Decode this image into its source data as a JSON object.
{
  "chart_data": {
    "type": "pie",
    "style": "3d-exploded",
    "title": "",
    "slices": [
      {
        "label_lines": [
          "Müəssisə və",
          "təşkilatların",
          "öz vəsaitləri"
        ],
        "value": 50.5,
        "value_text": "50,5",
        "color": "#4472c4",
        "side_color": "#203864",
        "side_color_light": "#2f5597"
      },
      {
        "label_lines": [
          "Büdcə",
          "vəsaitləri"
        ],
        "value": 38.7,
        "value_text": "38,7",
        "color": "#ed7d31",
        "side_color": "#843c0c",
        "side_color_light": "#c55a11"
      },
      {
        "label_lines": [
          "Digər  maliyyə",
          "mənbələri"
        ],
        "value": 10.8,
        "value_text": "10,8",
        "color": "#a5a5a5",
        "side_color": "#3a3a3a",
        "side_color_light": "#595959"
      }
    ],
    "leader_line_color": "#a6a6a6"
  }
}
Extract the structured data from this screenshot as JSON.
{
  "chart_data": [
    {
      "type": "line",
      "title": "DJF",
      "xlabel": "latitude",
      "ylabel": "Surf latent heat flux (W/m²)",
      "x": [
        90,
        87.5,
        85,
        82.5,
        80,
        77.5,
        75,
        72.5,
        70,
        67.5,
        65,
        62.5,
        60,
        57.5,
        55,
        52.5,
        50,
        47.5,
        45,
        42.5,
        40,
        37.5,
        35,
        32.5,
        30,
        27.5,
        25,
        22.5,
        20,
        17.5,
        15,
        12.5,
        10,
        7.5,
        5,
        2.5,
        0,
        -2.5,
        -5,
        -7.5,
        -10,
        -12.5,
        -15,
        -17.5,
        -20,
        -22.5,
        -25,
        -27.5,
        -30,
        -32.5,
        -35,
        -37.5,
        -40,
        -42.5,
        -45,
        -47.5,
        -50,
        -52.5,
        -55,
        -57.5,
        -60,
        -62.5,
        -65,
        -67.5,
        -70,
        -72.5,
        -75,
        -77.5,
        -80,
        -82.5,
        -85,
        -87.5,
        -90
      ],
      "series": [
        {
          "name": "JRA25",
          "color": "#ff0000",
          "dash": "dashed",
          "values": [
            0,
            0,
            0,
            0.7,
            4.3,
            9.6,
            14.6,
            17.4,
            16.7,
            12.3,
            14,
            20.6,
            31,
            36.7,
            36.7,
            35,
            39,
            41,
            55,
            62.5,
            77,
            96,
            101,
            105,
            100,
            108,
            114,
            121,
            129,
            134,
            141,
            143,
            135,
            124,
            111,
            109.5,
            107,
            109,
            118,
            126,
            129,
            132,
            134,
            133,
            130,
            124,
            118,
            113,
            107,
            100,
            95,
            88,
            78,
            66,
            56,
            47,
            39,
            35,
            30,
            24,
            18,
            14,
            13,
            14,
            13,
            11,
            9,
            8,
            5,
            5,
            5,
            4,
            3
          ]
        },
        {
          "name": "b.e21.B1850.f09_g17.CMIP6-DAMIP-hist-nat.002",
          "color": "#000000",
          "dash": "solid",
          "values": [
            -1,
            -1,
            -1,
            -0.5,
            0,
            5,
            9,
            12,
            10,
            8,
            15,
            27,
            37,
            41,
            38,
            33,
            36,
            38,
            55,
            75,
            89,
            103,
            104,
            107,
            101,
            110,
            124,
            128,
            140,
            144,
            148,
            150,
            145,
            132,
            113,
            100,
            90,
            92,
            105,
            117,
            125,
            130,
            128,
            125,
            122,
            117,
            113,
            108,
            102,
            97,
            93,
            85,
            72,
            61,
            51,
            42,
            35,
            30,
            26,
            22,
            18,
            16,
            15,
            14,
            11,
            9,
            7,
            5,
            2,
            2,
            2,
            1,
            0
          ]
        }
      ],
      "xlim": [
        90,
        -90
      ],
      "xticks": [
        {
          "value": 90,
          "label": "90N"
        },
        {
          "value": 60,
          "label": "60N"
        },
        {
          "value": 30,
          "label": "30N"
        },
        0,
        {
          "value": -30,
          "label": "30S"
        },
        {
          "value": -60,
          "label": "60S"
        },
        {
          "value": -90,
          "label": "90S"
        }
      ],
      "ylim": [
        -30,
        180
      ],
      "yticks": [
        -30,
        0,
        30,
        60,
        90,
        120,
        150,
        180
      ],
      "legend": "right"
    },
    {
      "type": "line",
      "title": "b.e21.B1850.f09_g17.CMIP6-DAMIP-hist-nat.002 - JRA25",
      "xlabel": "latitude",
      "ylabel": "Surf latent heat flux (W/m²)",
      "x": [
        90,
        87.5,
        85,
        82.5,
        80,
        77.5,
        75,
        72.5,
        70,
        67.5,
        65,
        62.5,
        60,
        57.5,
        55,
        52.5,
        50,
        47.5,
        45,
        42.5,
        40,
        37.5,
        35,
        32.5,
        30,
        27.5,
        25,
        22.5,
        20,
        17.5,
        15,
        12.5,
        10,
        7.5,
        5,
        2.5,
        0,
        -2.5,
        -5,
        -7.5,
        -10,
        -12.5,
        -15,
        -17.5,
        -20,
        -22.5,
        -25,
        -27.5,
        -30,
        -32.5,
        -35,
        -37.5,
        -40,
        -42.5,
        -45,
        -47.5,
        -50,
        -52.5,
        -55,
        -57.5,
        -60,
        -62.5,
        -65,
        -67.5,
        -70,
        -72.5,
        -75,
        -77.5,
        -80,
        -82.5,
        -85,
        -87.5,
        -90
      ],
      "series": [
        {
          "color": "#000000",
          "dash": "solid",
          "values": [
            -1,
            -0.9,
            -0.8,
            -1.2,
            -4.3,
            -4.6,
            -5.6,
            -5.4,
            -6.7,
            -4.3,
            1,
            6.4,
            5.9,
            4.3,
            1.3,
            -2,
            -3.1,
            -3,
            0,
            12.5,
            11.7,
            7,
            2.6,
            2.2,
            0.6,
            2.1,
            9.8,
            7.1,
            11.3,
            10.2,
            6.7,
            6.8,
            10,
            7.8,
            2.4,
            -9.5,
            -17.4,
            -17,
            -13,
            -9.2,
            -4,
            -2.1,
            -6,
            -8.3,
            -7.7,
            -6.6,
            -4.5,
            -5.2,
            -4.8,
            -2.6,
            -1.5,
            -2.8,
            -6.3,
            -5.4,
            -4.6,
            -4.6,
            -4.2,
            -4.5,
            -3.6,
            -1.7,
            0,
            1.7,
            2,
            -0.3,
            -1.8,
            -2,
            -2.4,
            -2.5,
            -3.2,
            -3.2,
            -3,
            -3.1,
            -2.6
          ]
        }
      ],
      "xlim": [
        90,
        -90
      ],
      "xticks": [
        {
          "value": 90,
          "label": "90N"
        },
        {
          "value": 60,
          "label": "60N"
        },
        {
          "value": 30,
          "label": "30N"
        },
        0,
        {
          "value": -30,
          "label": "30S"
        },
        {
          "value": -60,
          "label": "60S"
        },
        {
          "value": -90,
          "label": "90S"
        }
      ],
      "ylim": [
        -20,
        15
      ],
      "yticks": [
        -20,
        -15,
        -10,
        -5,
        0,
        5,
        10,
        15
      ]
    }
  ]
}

------------

Exercise instructions:
Extract each line holding the word "name" from the records.

The response:
          "name": "JRA25",
          "name": "b.e21.B1850.f09_g17.CMIP6-DAMIP-hist-nat.002",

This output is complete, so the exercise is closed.